RECORDS:
────────────────────

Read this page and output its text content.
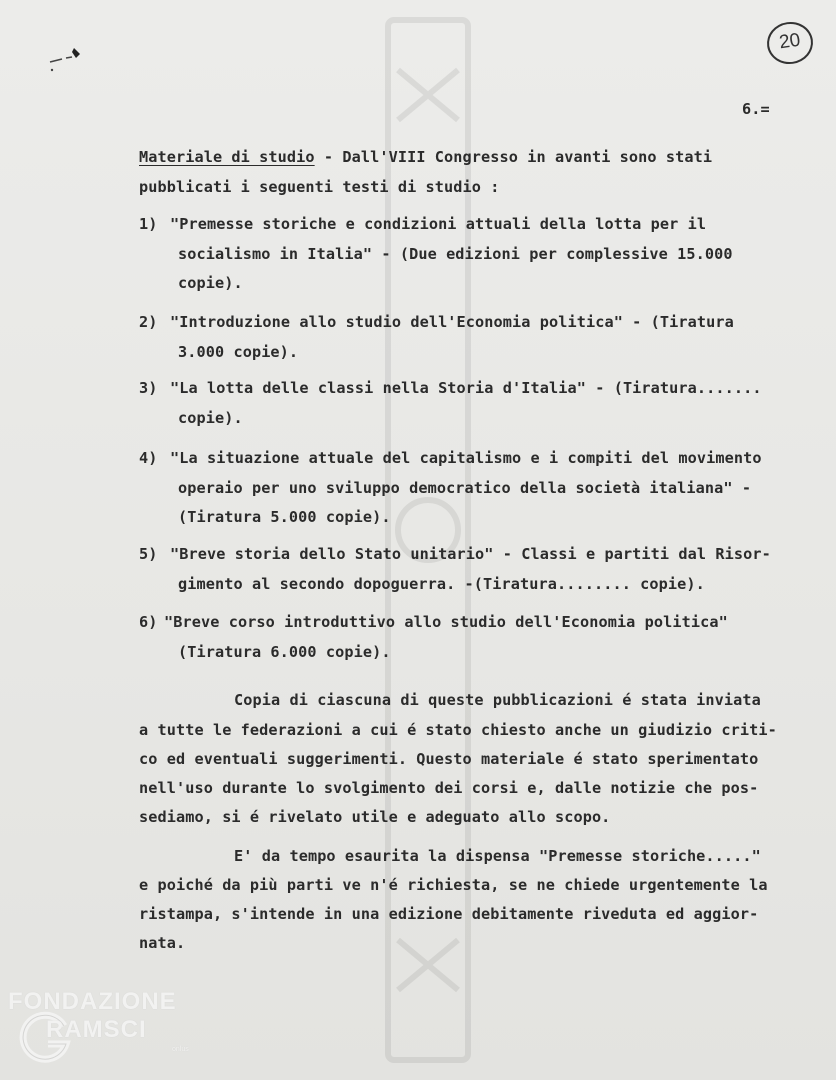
20
6.=
Materiale di studio - Dall'VIII Congresso in avanti sono stati
pubblicati i seguenti testi di studio :
1) "Premesse storiche e condizioni attuali della lotta per il
socialismo in Italia" - (Due edizioni per complessive 15.000
copie).
2) "Introduzione allo studio dell'Economia politica" - (Tiratura
3.000 copie).
3) "La lotta delle classi nella Storia d'Italia" - (Tiratura.......
copie).
4) "La situazione attuale del capitalismo e i compiti del movimento
operaio per uno sviluppo democratico della società italiana" -
(Tiratura 5.000 copie).
5) "Breve storia dello Stato unitario" - Classi e partiti dal Risor-
gimento al secondo dopoguerra. -(Tiratura........ copie).
6) "Breve corso introduttivo allo studio dell'Economia politica"
(Tiratura 6.000 copie).
Copia di ciascuna di queste pubblicazioni é stata inviata
a tutte le federazioni a cui é stato chiesto anche un giudizio criti-
co ed eventuali suggerimenti. Questo materiale é stato sperimentato
nell'uso durante lo svolgimento dei corsi e, dalle notizie che pos-
sediamo, si é rivelato utile e adeguato allo scopo.
E' da tempo esaurita la dispensa "Premesse storiche....."
e poiché da più parti ve n'é richiesta, se ne chiede urgentemente la
ristampa, s'intende in una edizione debitamente riveduta ed aggior-
nata.
FONDAZIONE
RAMSCI
onlus
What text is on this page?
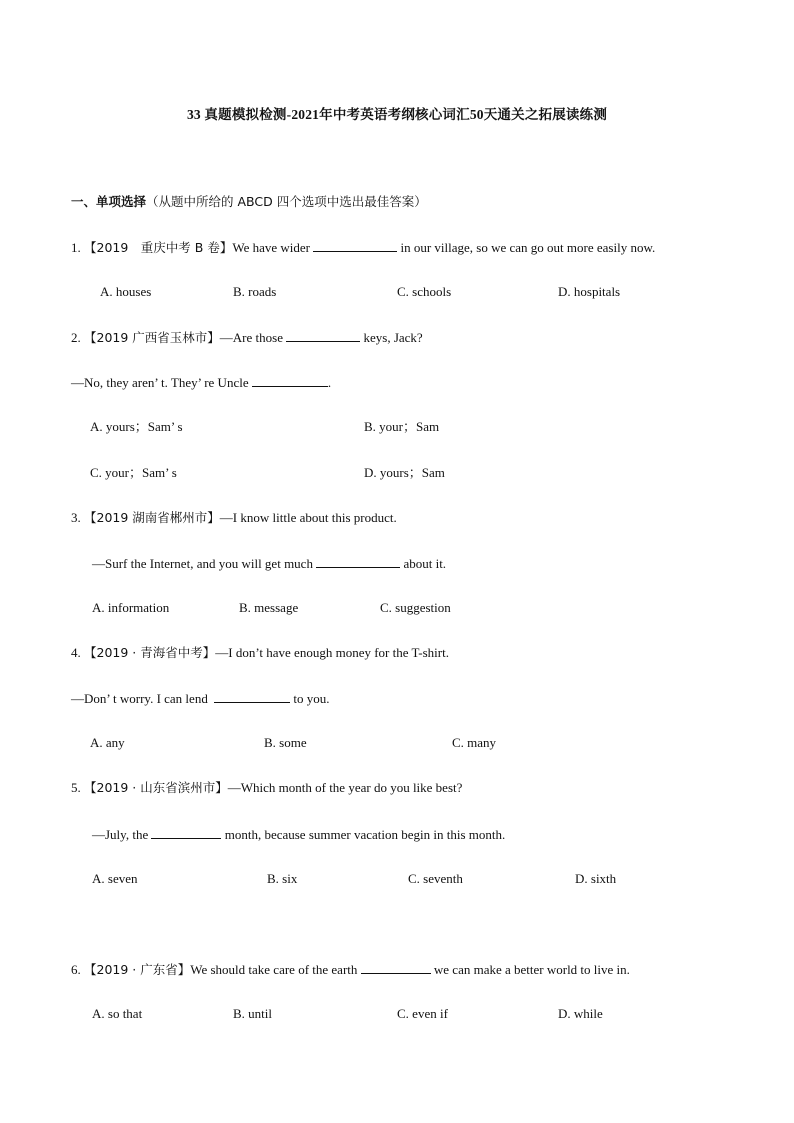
33 真题模拟检测-2021年中考英语考纲核心词汇50天通关之拓展读练测
一、单项选择（从题中所给的 ABCD 四个选项中选出最佳答案）
1. 【2019　重庆中考 B 卷】We have wider	in our village, so we can go out more easily now.
A. houses	B. roads	C. schools	D. hospitals
2. 【2019 广西省玉林市】—Are those	keys, Jack?
—No, they aren’ t. They’ re Uncle	.
A. yours；Sam’ s	B. your；Sam
C. your；Sam’ s	D. yours；Sam
3. 【2019 湖南省郴州市】—I know little about this product.
—Surf the Internet, and you will get much	about it.
A. information	B. message	C. suggestion
4. 【2019 · 青海省中考】—I don’t have enough money for the T-shirt.
—Don’ t worry. I can lend	to you.
A. any	B. some	C. many
5. 【2019 · 山东省滨州市】—Which month of the year do you like best?
—July, the	month, because summer vacation begin in this month.
A. seven	B. six	C. seventh	D. sixth
6. 【2019 · 广东省】We should take care of the earth	we can make a better world to live in.
A. so that	B. until	C. even if	D. while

────────────────────

WORK TO DO:
The records above must be printed exactly; the pictures stay out.

RESPONSE TO THE TASK:
Read this page and output its text content.
20
6.=
Materiale di studio - Dall'VIII Congresso in avanti sono stati
pubblicati i seguenti testi di studio :
1) "Premesse storiche e condizioni attuali della lotta per il
socialismo in Italia" - (Due edizioni per complessive 15.000
copie).
2) "Introduzione allo studio dell'Economia politica" - (Tiratura
3.000 copie).
3) "La lotta delle classi nella Storia d'Italia" - (Tiratura.......
copie).
4) "La situazione attuale del capitalismo e i compiti del movimento
operaio per uno sviluppo democratico della società italiana" -
(Tiratura 5.000 copie).
5) "Breve storia dello Stato unitario" - Classi e partiti dal Risor-
gimento al secondo dopoguerra. -(Tiratura........ copie).
6) "Breve corso introduttivo allo studio dell'Economia politica"
(Tiratura 6.000 copie).
Copia di ciascuna di queste pubblicazioni é stata inviata
a tutte le federazioni a cui é stato chiesto anche un giudizio criti-
co ed eventuali suggerimenti. Questo materiale é stato sperimentato
nell'uso durante lo svolgimento dei corsi e, dalle notizie che pos-
sediamo, si é rivelato utile e adeguato allo scopo.
E' da tempo esaurita la dispensa "Premesse storiche....."
e poiché da più parti ve n'é richiesta, se ne chiede urgentemente la
ristampa, s'intende in una edizione debitamente riveduta ed aggior-
nata.
FONDAZIONE
RAMSCI
onlus
What text is on this page?
33 真题模拟检测-2021年中考英语考纲核心词汇50天通关之拓展读练测
一、单项选择（从题中所给的 ABCD 四个选项中选出最佳答案）
1. 【2019　重庆中考 B 卷】We have wider	in our village, so we can go out more easily now.
A. houses	B. roads	C. schools	D. hospitals
2. 【2019 广西省玉林市】—Are those	keys, Jack?
—No, they aren’ t. They’ re Uncle	.
A. yours；Sam’ s	B. your；Sam
C. your；Sam’ s	D. yours；Sam
3. 【2019 湖南省郴州市】—I know little about this product.
—Surf the Internet, and you will get much	about it.
A. information	B. message	C. suggestion
4. 【2019 · 青海省中考】—I don’t have enough money for the T-shirt.
—Don’ t worry. I can lend	to you.
A. any	B. some	C. many
5. 【2019 · 山东省滨州市】—Which month of the year do you like best?
—July, the	month, because summer vacation begin in this month.
A. seven	B. six	C. seventh	D. sixth
6. 【2019 · 广东省】We should take care of the earth	we can make a better world to live in.
A. so that	B. until	C. even if	D. while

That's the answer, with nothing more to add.